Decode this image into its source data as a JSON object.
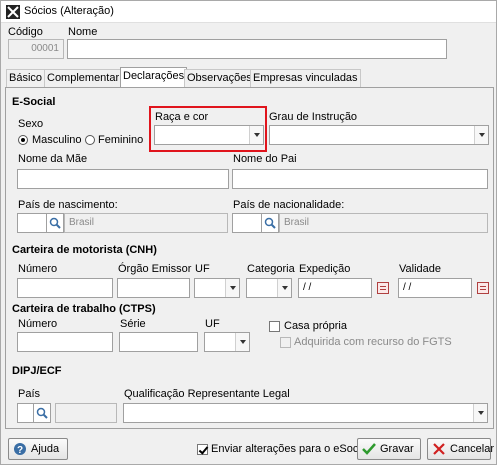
{
  "window": {
    "title": "Sócios (Alteração)"
  },
  "header": {
    "codigo_label": "Código",
    "codigo_value": "00001",
    "nome_label": "Nome",
    "nome_value": ""
  },
  "tabs": [
    {
      "label": "Básico",
      "active": false
    },
    {
      "label": "Complementar",
      "active": false
    },
    {
      "label": "Declarações",
      "active": true
    },
    {
      "label": "Observações",
      "active": false
    },
    {
      "label": "Empresas vinculadas",
      "active": false
    }
  ],
  "esocial": {
    "section_title": "E-Social",
    "sexo_label": "Sexo",
    "sexo_options": [
      "Masculino",
      "Feminino"
    ],
    "sexo_selected": "Masculino",
    "raca_label": "Raça e cor",
    "raca_value": "",
    "grau_label": "Grau de Instrução",
    "grau_value": "",
    "mae_label": "Nome da Mãe",
    "pai_label": "Nome do Pai",
    "pais_nasc_label": "País de nascimento:",
    "pais_nasc_value": "Brasil",
    "pais_nac_label": "País de nacionalidade:",
    "pais_nac_value": "Brasil"
  },
  "cnh": {
    "section_title": "Carteira de motorista (CNH)",
    "numero_label": "Número",
    "orgao_label": "Órgão Emissor",
    "uf_label": "UF",
    "categoria_label": "Categoria",
    "expedicao_label": "Expedição",
    "expedicao_value": " /  /",
    "validade_label": "Validade",
    "validade_value": " /  /"
  },
  "ctps": {
    "section_title": "Carteira de trabalho (CTPS)",
    "numero_label": "Número",
    "serie_label": "Série",
    "uf_label": "UF",
    "casa_propria_label": "Casa própria",
    "casa_propria_checked": false,
    "fgts_label": "Adquirida com recurso do FGTS",
    "fgts_checked": false
  },
  "dipj": {
    "section_title": "DIPJ/ECF",
    "pais_label": "País",
    "qualificacao_label": "Qualificação Representante Legal"
  },
  "footer": {
    "ajuda_label": "Ajuda",
    "enviar_label": "Enviar alterações para o eSocial",
    "enviar_checked": true,
    "gravar_label": "Gravar",
    "cancelar_label": "Cancelar"
  },
  "colors": {
    "highlight": "#e0141c",
    "ok_green": "#2e9a2e",
    "cancel_red": "#d02020"
  }
}
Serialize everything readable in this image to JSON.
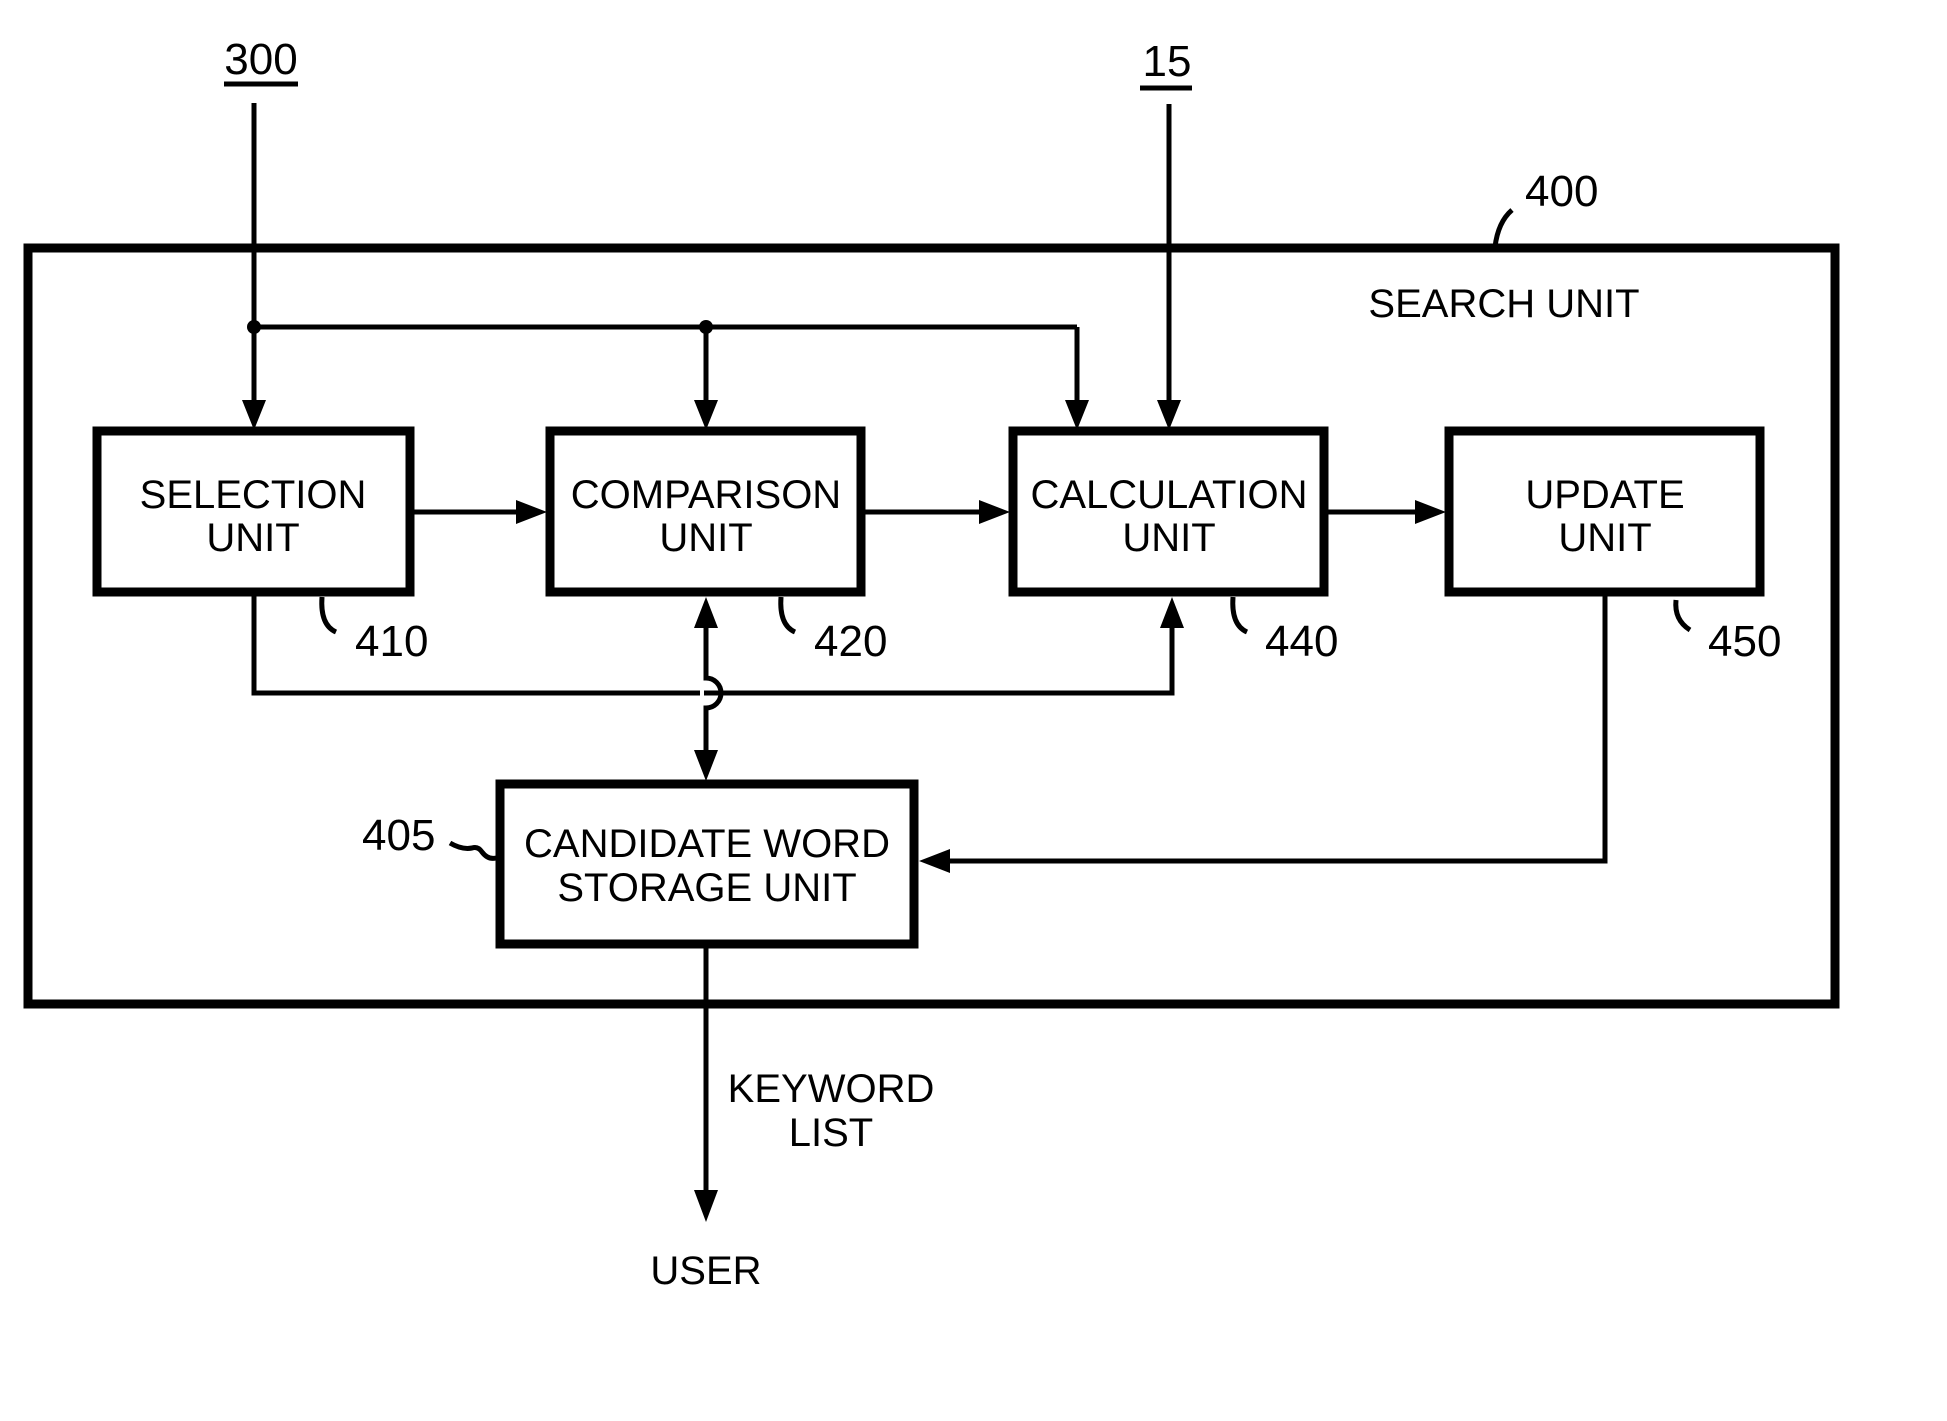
{
  "diagram": {
    "inputs": {
      "source_300": "300",
      "source_15": "15"
    },
    "container": {
      "ref": "400",
      "title": "SEARCH UNIT"
    },
    "blocks": [
      {
        "id": "selection",
        "line1": "SELECTION",
        "line2": "UNIT",
        "ref": "410"
      },
      {
        "id": "comparison",
        "line1": "COMPARISON",
        "line2": "UNIT",
        "ref": "420"
      },
      {
        "id": "calculation",
        "line1": "CALCULATION",
        "line2": "UNIT",
        "ref": "440"
      },
      {
        "id": "update",
        "line1": "UPDATE",
        "line2": "UNIT",
        "ref": "450"
      },
      {
        "id": "candidate",
        "line1": "CANDIDATE WORD",
        "line2": "STORAGE UNIT",
        "ref": "405"
      }
    ],
    "output": {
      "label_line1": "KEYWORD",
      "label_line2": "LIST",
      "destination": "USER"
    },
    "connections": [
      {
        "from": "300",
        "to": "selection"
      },
      {
        "from": "300",
        "to": "comparison"
      },
      {
        "from": "300",
        "to": "calculation"
      },
      {
        "from": "15",
        "to": "calculation"
      },
      {
        "from": "selection",
        "to": "comparison"
      },
      {
        "from": "comparison",
        "to": "calculation"
      },
      {
        "from": "calculation",
        "to": "update"
      },
      {
        "from": "selection",
        "to": "calculation"
      },
      {
        "from": "comparison",
        "to": "candidate",
        "bidirectional": true
      },
      {
        "from": "update",
        "to": "candidate"
      },
      {
        "from": "candidate",
        "to": "USER"
      }
    ]
  }
}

..........

**Written task**:
Reproduce the listing exactly. Leave its pictures out.

**Task response**:
Decode this image into its source data as a JSON object.
{
  "window": {
    "title": "Sócios (Alteração)"
  },
  "header": {
    "codigo_label": "Código",
    "codigo_value": "00001",
    "nome_label": "Nome",
    "nome_value": ""
  },
  "tabs": [
    {
      "label": "Básico",
      "active": false
    },
    {
      "label": "Complementar",
      "active": false
    },
    {
      "label": "Declarações",
      "active": true
    },
    {
      "label": "Observações",
      "active": false
    },
    {
      "label": "Empresas vinculadas",
      "active": false
    }
  ],
  "esocial": {
    "section_title": "E-Social",
    "sexo_label": "Sexo",
    "sexo_options": [
      "Masculino",
      "Feminino"
    ],
    "sexo_selected": "Masculino",
    "raca_label": "Raça e cor",
    "raca_value": "",
    "grau_label": "Grau de Instrução",
    "grau_value": "",
    "mae_label": "Nome da Mãe",
    "pai_label": "Nome do Pai",
    "pais_nasc_label": "País de nascimento:",
    "pais_nasc_value": "Brasil",
    "pais_nac_label": "País de nacionalidade:",
    "pais_nac_value": "Brasil"
  },
  "cnh": {
    "section_title": "Carteira de motorista (CNH)",
    "numero_label": "Número",
    "orgao_label": "Órgão Emissor",
    "uf_label": "UF",
    "categoria_label": "Categoria",
    "expedicao_label": "Expedição",
    "expedicao_value": " /  /",
    "validade_label": "Validade",
    "validade_value": " /  /"
  },
  "ctps": {
    "section_title": "Carteira de trabalho (CTPS)",
    "numero_label": "Número",
    "serie_label": "Série",
    "uf_label": "UF",
    "casa_propria_label": "Casa própria",
    "casa_propria_checked": false,
    "fgts_label": "Adquirida com recurso do FGTS",
    "fgts_checked": false
  },
  "dipj": {
    "section_title": "DIPJ/ECF",
    "pais_label": "País",
    "qualificacao_label": "Qualificação Representante Legal"
  },
  "footer": {
    "ajuda_label": "Ajuda",
    "enviar_label": "Enviar alterações para o eSocial",
    "enviar_checked": true,
    "gravar_label": "Gravar",
    "cancelar_label": "Cancelar"
  },
  "colors": {
    "highlight": "#e0141c",
    "ok_green": "#2e9a2e",
    "cancel_red": "#d02020"
  }
}
Serialize everything readable in this image to JSON.
{
  "diagram": {
    "inputs": {
      "source_300": "300",
      "source_15": "15"
    },
    "container": {
      "ref": "400",
      "title": "SEARCH UNIT"
    },
    "blocks": [
      {
        "id": "selection",
        "line1": "SELECTION",
        "line2": "UNIT",
        "ref": "410"
      },
      {
        "id": "comparison",
        "line1": "COMPARISON",
        "line2": "UNIT",
        "ref": "420"
      },
      {
        "id": "calculation",
        "line1": "CALCULATION",
        "line2": "UNIT",
        "ref": "440"
      },
      {
        "id": "update",
        "line1": "UPDATE",
        "line2": "UNIT",
        "ref": "450"
      },
      {
        "id": "candidate",
        "line1": "CANDIDATE WORD",
        "line2": "STORAGE UNIT",
        "ref": "405"
      }
    ],
    "output": {
      "label_line1": "KEYWORD",
      "label_line2": "LIST",
      "destination": "USER"
    },
    "connections": [
      {
        "from": "300",
        "to": "selection"
      },
      {
        "from": "300",
        "to": "comparison"
      },
      {
        "from": "300",
        "to": "calculation"
      },
      {
        "from": "15",
        "to": "calculation"
      },
      {
        "from": "selection",
        "to": "comparison"
      },
      {
        "from": "comparison",
        "to": "calculation"
      },
      {
        "from": "calculation",
        "to": "update"
      },
      {
        "from": "selection",
        "to": "calculation"
      },
      {
        "from": "comparison",
        "to": "candidate",
        "bidirectional": true
      },
      {
        "from": "update",
        "to": "candidate"
      },
      {
        "from": "candidate",
        "to": "USER"
      }
    ]
  }
}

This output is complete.